● **EXCERPT PROVIDED**
◆ ◆ ◆ ◆

Skip to main content

Adding a pem file to secure ejabbered on the server for chat connection.

Getting the pem file

I downloaded the pem file through Plesk (v17.8.11) under the SSL/TLS Certificates area.  Locate the certificate that you want to use and click the green arrow which when hovering will day download all certificate components.

Location of the pem file on the server

I added the pem to one level below the root level of the website in a directory of your choice... such as (certificates, pemfiles, etc).  So for instance /var/www/vhosts/example.com/pemfiles

Letting ejabbered know where to find the pem file

The directory that you want to locate is ejabbered in the etc directory.  Our set up had it located in

/usr/local/etc/ejabberd

Then vim the file ejabberd.yml.  To vim a file - use the vi command

vi ejabberd.yml

In this file, scroll down until you listen: followed by a series of port numbers

listen:
  -
    port: 5222
    ip: "your ip"
    module: ejabberd_c2s
    certfile: "/var/www/vhosts/example.com/pemfiles/examplecerts.pem"

◆ ◆ ◆ ◆

● **DATA EXTRACT**
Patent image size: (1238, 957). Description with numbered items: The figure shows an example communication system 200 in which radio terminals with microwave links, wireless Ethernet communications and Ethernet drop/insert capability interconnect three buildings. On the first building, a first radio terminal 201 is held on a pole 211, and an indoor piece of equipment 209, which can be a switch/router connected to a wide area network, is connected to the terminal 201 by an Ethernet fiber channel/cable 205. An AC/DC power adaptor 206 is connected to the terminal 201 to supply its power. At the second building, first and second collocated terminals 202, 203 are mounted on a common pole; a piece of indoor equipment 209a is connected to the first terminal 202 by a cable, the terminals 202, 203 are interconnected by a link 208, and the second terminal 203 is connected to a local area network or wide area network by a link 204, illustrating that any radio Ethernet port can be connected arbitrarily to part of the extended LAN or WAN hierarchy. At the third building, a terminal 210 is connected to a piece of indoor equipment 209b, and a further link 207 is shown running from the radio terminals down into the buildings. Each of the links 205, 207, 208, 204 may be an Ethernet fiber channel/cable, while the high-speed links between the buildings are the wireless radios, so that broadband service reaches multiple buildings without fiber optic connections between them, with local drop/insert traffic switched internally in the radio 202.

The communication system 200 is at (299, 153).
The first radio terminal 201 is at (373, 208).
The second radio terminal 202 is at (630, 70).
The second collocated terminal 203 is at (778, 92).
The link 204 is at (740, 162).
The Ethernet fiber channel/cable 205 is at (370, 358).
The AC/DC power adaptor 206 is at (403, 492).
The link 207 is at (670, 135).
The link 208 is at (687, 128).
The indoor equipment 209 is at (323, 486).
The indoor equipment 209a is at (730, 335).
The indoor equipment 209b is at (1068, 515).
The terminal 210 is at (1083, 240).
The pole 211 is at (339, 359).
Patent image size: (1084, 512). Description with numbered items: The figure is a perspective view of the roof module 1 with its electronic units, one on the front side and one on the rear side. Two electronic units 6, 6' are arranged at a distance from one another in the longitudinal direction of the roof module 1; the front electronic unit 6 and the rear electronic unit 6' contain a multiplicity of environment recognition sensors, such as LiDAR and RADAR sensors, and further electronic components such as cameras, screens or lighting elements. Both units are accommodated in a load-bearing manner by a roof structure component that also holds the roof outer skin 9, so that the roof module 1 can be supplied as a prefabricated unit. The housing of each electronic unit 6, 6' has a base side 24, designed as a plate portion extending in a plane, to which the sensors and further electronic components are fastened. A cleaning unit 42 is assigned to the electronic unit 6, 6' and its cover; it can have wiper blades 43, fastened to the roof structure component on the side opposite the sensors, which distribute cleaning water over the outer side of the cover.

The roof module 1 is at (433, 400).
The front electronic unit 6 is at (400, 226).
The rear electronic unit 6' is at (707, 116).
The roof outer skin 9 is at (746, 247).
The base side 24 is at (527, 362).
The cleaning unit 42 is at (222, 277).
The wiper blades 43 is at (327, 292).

◆ ◆ ◆ ◆

● **HOW TO COMPLETE THIS TASK**
In the guide on securing ejabberd with a pem file, in which directory was ejabberd located in the setup it describes? Answer from the text alone, not the records.

● **YOUR RESPONSE**
It was located in /usr/local/etc/ejabberd.